>> BEGIN Record set
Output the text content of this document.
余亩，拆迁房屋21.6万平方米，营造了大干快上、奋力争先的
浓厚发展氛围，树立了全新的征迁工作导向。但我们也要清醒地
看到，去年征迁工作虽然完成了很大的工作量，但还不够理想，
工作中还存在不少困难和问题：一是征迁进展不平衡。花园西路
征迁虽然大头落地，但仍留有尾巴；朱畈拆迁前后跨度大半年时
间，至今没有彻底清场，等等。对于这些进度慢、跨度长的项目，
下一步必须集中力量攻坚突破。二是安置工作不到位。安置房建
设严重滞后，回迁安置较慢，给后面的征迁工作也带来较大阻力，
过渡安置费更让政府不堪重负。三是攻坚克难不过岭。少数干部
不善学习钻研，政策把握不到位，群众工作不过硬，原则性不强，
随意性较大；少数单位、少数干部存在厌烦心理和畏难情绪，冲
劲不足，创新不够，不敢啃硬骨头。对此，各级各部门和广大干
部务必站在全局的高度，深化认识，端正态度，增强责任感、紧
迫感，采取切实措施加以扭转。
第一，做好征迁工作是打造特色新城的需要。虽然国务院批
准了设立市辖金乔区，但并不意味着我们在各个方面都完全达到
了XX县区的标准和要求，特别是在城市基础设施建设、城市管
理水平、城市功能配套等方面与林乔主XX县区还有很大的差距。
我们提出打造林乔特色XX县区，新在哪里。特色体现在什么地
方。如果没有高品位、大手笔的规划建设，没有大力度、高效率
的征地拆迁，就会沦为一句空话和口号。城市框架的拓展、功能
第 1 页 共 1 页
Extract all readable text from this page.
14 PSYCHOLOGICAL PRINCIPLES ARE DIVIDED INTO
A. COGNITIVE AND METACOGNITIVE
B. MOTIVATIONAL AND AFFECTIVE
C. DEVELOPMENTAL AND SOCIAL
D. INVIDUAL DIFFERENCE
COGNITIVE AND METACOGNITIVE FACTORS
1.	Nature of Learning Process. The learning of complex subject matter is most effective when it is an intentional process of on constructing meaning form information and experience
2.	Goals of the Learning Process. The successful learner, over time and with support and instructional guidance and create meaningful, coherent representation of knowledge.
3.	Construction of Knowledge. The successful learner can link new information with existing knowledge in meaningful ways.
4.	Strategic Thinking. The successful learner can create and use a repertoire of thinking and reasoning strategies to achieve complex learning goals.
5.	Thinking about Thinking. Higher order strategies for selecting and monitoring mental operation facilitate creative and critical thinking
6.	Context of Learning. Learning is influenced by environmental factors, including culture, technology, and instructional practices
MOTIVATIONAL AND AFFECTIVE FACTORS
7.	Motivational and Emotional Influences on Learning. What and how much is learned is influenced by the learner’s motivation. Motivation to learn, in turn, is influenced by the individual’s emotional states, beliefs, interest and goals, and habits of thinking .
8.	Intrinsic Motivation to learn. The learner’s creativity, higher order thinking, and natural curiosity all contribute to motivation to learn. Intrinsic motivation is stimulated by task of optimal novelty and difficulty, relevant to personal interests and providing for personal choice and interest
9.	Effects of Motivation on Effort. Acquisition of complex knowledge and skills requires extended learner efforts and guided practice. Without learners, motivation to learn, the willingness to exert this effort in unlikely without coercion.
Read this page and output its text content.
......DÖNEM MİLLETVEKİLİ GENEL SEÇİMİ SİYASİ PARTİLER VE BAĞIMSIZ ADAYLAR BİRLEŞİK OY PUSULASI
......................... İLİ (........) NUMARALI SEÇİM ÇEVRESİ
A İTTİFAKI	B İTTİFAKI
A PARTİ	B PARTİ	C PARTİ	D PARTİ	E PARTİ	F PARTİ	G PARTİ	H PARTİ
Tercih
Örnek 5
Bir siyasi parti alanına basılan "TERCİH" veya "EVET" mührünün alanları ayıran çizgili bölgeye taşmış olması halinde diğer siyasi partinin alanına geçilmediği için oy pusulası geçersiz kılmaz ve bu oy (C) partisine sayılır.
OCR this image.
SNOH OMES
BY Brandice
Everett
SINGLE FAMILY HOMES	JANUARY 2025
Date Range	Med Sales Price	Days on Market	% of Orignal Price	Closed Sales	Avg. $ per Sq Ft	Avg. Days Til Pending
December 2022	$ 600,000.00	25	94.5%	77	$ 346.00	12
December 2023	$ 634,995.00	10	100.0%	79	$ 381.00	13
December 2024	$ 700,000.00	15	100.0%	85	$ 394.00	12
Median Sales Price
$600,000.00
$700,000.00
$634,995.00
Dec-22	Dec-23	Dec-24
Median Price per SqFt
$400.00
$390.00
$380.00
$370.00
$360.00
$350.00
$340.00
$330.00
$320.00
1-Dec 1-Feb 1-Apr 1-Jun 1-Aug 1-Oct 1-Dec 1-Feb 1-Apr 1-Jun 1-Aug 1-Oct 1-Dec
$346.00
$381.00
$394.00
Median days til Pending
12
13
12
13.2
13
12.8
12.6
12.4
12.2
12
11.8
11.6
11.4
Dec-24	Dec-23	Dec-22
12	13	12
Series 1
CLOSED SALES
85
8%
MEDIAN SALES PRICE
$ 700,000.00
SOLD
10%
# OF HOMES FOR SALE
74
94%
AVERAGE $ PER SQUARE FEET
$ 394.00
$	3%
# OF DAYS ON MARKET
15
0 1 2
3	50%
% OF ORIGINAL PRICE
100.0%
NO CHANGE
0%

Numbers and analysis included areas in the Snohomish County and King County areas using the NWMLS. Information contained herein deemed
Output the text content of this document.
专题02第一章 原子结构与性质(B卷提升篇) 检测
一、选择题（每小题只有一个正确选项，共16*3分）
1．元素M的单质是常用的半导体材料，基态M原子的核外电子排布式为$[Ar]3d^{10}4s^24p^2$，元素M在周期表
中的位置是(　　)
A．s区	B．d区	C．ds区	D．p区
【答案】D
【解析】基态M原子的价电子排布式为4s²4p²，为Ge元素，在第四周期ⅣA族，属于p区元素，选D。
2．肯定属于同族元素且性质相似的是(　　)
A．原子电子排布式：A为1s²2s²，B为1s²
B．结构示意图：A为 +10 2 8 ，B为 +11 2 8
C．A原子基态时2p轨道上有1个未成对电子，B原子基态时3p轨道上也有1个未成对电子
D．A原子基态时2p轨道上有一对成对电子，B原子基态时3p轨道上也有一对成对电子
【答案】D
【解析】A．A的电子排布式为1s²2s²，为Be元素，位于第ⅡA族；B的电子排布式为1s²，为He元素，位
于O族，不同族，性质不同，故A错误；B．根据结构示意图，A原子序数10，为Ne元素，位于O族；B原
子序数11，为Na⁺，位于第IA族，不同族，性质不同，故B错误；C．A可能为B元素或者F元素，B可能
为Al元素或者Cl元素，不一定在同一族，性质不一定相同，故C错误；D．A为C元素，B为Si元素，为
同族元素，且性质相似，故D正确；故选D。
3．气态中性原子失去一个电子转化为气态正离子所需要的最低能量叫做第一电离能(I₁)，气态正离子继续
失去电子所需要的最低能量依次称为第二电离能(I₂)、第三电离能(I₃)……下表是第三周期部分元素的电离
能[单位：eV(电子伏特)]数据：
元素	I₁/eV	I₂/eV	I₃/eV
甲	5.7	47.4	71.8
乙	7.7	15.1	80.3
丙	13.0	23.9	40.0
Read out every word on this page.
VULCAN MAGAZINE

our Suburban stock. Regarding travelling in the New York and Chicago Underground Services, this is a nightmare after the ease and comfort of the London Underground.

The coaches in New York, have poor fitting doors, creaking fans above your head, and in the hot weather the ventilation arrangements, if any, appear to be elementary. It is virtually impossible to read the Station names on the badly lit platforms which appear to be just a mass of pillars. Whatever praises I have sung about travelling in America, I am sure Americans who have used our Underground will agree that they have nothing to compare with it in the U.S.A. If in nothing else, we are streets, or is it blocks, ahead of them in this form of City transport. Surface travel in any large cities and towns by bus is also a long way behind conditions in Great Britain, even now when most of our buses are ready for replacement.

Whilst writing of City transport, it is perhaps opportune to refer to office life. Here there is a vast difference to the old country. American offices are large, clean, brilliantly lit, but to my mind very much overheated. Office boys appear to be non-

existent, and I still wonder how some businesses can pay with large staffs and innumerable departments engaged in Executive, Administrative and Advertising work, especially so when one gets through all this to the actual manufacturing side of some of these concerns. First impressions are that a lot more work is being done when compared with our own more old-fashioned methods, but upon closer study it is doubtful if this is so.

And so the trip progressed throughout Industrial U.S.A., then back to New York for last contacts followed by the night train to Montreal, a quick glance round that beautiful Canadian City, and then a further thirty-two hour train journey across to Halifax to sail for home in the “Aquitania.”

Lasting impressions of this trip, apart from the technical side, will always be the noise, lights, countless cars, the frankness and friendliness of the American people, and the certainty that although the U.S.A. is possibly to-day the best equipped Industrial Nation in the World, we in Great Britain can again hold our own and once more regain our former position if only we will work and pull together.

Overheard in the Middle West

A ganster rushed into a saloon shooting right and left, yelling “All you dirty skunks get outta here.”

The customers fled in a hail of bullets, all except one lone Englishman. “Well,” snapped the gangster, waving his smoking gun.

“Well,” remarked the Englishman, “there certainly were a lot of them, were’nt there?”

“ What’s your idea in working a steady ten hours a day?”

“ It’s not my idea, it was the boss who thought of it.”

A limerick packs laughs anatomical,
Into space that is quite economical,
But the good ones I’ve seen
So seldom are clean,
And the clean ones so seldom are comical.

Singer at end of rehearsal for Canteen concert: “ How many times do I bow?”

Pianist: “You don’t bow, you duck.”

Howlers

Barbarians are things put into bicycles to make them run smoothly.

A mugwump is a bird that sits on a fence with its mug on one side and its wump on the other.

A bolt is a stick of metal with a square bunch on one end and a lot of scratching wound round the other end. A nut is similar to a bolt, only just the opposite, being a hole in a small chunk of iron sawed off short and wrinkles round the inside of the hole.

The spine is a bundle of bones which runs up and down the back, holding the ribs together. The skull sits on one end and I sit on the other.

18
>> END Record set
:: The task ::
Check each line above for the string "there" and show the ones that have it.

:: Result of this task ::
Whilst writing of City transport, it is perhaps opportune to refer to office life. Here there is a vast difference to the old country. American offices are large, clean, brilliantly lit, but to my mind very much overheated. Office boys appear to be non-
“Well,” remarked the Englishman, “there certainly were a lot of them, were’nt there?”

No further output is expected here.